→ **Set task**:
Repeat the records below exactly.

Stored records:
══════════════════════════════

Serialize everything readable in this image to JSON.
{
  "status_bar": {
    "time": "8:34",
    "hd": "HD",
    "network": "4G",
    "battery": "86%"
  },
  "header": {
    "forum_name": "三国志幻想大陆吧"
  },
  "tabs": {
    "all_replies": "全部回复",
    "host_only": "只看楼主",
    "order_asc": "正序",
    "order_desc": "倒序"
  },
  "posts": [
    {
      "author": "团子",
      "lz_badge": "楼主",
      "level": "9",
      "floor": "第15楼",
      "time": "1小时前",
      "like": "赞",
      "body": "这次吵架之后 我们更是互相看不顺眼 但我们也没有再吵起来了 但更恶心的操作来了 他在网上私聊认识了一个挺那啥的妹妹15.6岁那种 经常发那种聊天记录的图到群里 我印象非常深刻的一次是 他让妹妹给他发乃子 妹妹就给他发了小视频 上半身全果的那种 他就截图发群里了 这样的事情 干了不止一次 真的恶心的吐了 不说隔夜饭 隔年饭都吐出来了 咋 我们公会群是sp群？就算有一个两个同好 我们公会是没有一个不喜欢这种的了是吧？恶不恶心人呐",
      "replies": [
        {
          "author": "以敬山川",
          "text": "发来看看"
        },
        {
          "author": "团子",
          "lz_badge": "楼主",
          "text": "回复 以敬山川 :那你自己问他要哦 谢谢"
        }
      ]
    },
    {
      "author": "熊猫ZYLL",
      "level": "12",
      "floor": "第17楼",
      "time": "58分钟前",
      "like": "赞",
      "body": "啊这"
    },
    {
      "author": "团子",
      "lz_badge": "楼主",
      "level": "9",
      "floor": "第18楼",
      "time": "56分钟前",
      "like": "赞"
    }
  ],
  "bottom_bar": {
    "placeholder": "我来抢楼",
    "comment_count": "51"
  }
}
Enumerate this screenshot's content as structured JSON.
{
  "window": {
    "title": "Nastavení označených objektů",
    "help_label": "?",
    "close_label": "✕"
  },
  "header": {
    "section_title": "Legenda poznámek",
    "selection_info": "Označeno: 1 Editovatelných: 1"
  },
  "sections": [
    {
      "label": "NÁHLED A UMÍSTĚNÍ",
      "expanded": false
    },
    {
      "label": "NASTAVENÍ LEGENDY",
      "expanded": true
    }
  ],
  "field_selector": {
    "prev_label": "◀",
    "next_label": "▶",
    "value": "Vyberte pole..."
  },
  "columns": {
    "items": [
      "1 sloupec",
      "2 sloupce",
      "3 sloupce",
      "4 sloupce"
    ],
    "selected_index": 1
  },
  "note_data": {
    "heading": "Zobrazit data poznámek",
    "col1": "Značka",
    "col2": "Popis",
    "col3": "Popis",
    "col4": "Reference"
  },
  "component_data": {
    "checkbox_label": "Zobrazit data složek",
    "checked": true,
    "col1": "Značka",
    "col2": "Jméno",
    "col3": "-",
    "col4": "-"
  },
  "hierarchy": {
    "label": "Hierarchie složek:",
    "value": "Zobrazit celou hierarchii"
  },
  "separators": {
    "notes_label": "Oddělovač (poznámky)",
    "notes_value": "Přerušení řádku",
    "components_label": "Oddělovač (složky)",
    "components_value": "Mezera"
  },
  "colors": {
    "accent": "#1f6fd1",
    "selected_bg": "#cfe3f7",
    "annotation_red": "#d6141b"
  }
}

══════════════════════════════

→ **Task response**:
Serialize everything readable in this image to JSON.
{
  "status_bar": {
    "time": "8:34",
    "hd": "HD",
    "network": "4G",
    "battery": "86%"
  },
  "header": {
    "forum_name": "三国志幻想大陆吧"
  },
  "tabs": {
    "all_replies": "全部回复",
    "host_only": "只看楼主",
    "order_asc": "正序",
    "order_desc": "倒序"
  },
  "posts": [
    {
      "author": "团子",
      "lz_badge": "楼主",
      "level": "9",
      "floor": "第15楼",
      "time": "1小时前",
      "like": "赞",
      "body": "这次吵架之后 我们更是互相看不顺眼 但我们也没有再吵起来了 但更恶心的操作来了 他在网上私聊认识了一个挺那啥的妹妹15.6岁那种 经常发那种聊天记录的图到群里 我印象非常深刻的一次是 他让妹妹给他发乃子 妹妹就给他发了小视频 上半身全果的那种 他就截图发群里了 这样的事情 干了不止一次 真的恶心的吐了 不说隔夜饭 隔年饭都吐出来了 咋 我们公会群是sp群？就算有一个两个同好 我们公会是没有一个不喜欢这种的了是吧？恶不恶心人呐",
      "replies": [
        {
          "author": "以敬山川",
          "text": "发来看看"
        },
        {
          "author": "团子",
          "lz_badge": "楼主",
          "text": "回复 以敬山川 :那你自己问他要哦 谢谢"
        }
      ]
    },
    {
      "author": "熊猫ZYLL",
      "level": "12",
      "floor": "第17楼",
      "time": "58分钟前",
      "like": "赞",
      "body": "啊这"
    },
    {
      "author": "团子",
      "lz_badge": "楼主",
      "level": "9",
      "floor": "第18楼",
      "time": "56分钟前",
      "like": "赞"
    }
  ],
  "bottom_bar": {
    "placeholder": "我来抢楼",
    "comment_count": "51"
  }
}
Enumerate this screenshot's content as structured JSON.
{
  "window": {
    "title": "Nastavení označených objektů",
    "help_label": "?",
    "close_label": "✕"
  },
  "header": {
    "section_title": "Legenda poznámek",
    "selection_info": "Označeno: 1 Editovatelných: 1"
  },
  "sections": [
    {
      "label": "NÁHLED A UMÍSTĚNÍ",
      "expanded": false
    },
    {
      "label": "NASTAVENÍ LEGENDY",
      "expanded": true
    }
  ],
  "field_selector": {
    "prev_label": "◀",
    "next_label": "▶",
    "value": "Vyberte pole..."
  },
  "columns": {
    "items": [
      "1 sloupec",
      "2 sloupce",
      "3 sloupce",
      "4 sloupce"
    ],
    "selected_index": 1
  },
  "note_data": {
    "heading": "Zobrazit data poznámek",
    "col1": "Značka",
    "col2": "Popis",
    "col3": "Popis",
    "col4": "Reference"
  },
  "component_data": {
    "checkbox_label": "Zobrazit data složek",
    "checked": true,
    "col1": "Značka",
    "col2": "Jméno",
    "col3": "-",
    "col4": "-"
  },
  "hierarchy": {
    "label": "Hierarchie složek:",
    "value": "Zobrazit celou hierarchii"
  },
  "separators": {
    "notes_label": "Oddělovač (poznámky)",
    "notes_value": "Přerušení řádku",
    "components_label": "Oddělovač (složky)",
    "components_value": "Mezera"
  },
  "colors": {
    "accent": "#1f6fd1",
    "selected_bg": "#cfe3f7",
    "annotation_red": "#d6141b"
  }
}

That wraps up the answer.